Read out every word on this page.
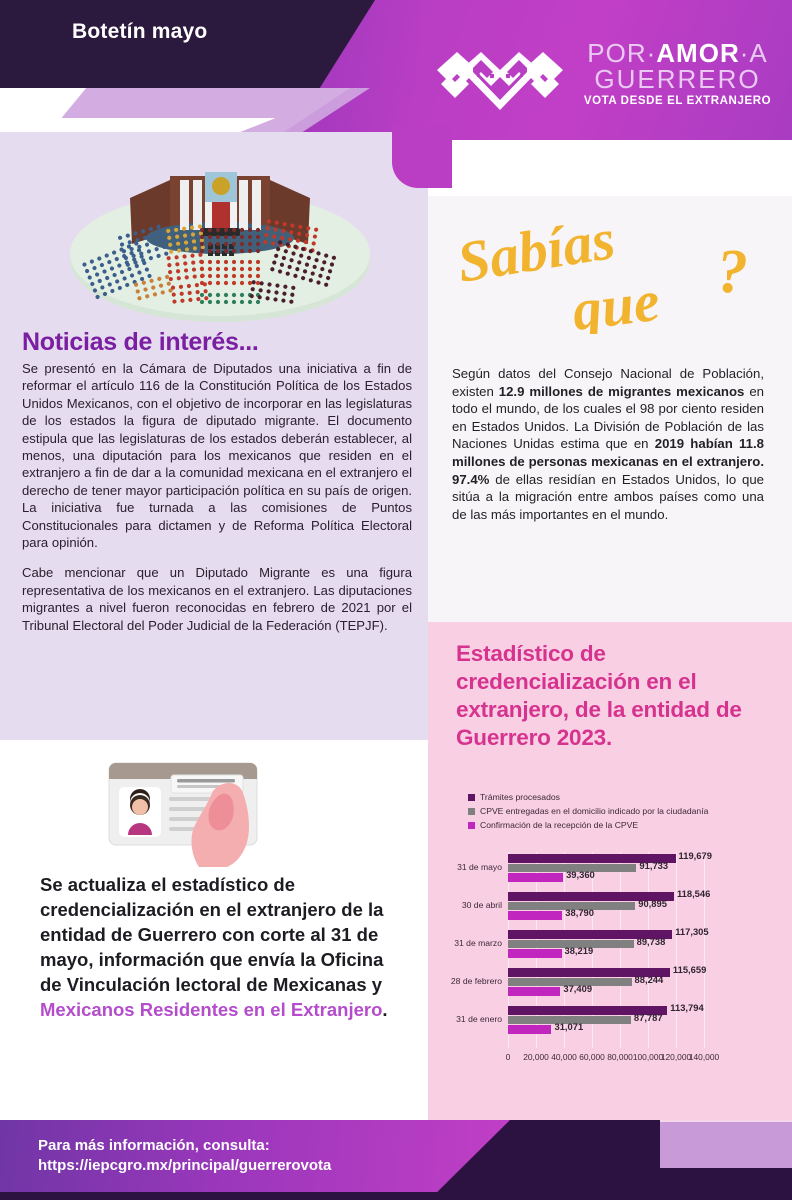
Botetín mayo
POR·AMOR·A
GUERRERO
VOTA DESDE EL EXTRANJERO
Noticias de interés...

Se presentó en la Cámara de Diputados una iniciativa a fin de reformar el artículo 116 de la Constitución Política de los Estados Unidos Mexicanos, con el objetivo de incorporar en las legislaturas de los estados la figura de diputado migrante. El documento estipula que las legislaturas de los estados deberán establecer, al menos, una diputación para los mexicanos que residen en el extranjero a fin de dar a la comunidad mexicana en el extranjero el derecho de tener mayor participación política en su país de origen. La iniciativa fue turnada a las comisiones de Puntos Constitucionales para dictamen y de Reforma Política Electoral para opinión.

Cabe mencionar que un Diputado Migrante es una figura representativa de los mexicanos en el extranjero. Las diputaciones migrantes a nivel fueron reconocidas en febrero de 2021 por el Tribunal Electoral del Poder Judicial de la Federación (TEPJF).

Se actualiza el estadístico de credencialización en el extranjero de la entidad de Guerrero con corte al 31 de mayo, información que envía la Oficina de Vinculación lectoral de Mexicanas y Mexicanos Residentes en el Extranjero.
Sabías
que ?
Según datos del Consejo Nacional de Población, existen 12.9 millones de migrantes mexicanos en todo el mundo, de los cuales el 98 por ciento residen en Estados Unidos. La División de Población de las Naciones Unidas estima que en 2019 habían 11.8 millones de personas mexicanas en el extranjero. 97.4% de ellas residían en Estados Unidos, lo que sitúa a la migración entre ambos países como una de las más importantes en el mundo.
Estadístico de credencialización en el extranjero, de la entidad de Guerrero 2023.
Trámites procesados
CPVE entregadas en el domicilio indicado por la ciudadanía
Confirmación de la recepción de la CPVE
31 de mayo
119,679
91,733
39,360
30 de abril
118,546
90,895
38,790
31 de marzo
117,305
89,738
38,219
28 de febrero
115,659
88,244
37,409
31 de enero
113,794
87,787
31,071
0 20,000 40,000 60,000 80,000 100,000
120,000
140,000
Para más información, consulta:
https://iepcgro.mx/principal/guerrerovota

::::::::::

Except for the pictures, copy every line of the records above exactly.

## Final result
Read out every word on this page.
Botetín mayo
POR·AMOR·A
GUERRERO
VOTA DESDE EL EXTRANJERO
Noticias de interés...

Se presentó en la Cámara de Diputados una iniciativa a fin de reformar el artículo 116 de la Constitución Política de los Estados Unidos Mexicanos, con el objetivo de incorporar en las legislaturas de los estados la figura de diputado migrante. El documento estipula que las legislaturas de los estados deberán establecer, al menos, una diputación para los mexicanos que residen en el extranjero a fin de dar a la comunidad mexicana en el extranjero el derecho de tener mayor participación política en su país de origen. La iniciativa fue turnada a las comisiones de Puntos Constitucionales para dictamen y de Reforma Política Electoral para opinión.

Cabe mencionar que un Diputado Migrante es una figura representativa de los mexicanos en el extranjero. Las diputaciones migrantes a nivel fueron reconocidas en febrero de 2021 por el Tribunal Electoral del Poder Judicial de la Federación (TEPJF).

Se actualiza el estadístico de credencialización en el extranjero de la entidad de Guerrero con corte al 31 de mayo, información que envía la Oficina de Vinculación lectoral de Mexicanas y Mexicanos Residentes en el Extranjero.
Sabías
que ?
Según datos del Consejo Nacional de Población, existen 12.9 millones de migrantes mexicanos en todo el mundo, de los cuales el 98 por ciento residen en Estados Unidos. La División de Población de las Naciones Unidas estima que en 2019 habían 11.8 millones de personas mexicanas en el extranjero. 97.4% de ellas residían en Estados Unidos, lo que sitúa a la migración entre ambos países como una de las más importantes en el mundo.
Estadístico de credencialización en el extranjero, de la entidad de Guerrero 2023.
Trámites procesados
CPVE entregadas en el domicilio indicado por la ciudadanía
Confirmación de la recepción de la CPVE
31 de mayo
119,679
91,733
39,360
30 de abril
118,546
90,895
38,790
31 de marzo
117,305
89,738
38,219
28 de febrero
115,659
88,244
37,409
31 de enero
113,794
87,787
31,071
0 20,000 40,000 60,000 80,000 100,000
120,000
140,000
Para más información, consulta:
https://iepcgro.mx/principal/guerrerovota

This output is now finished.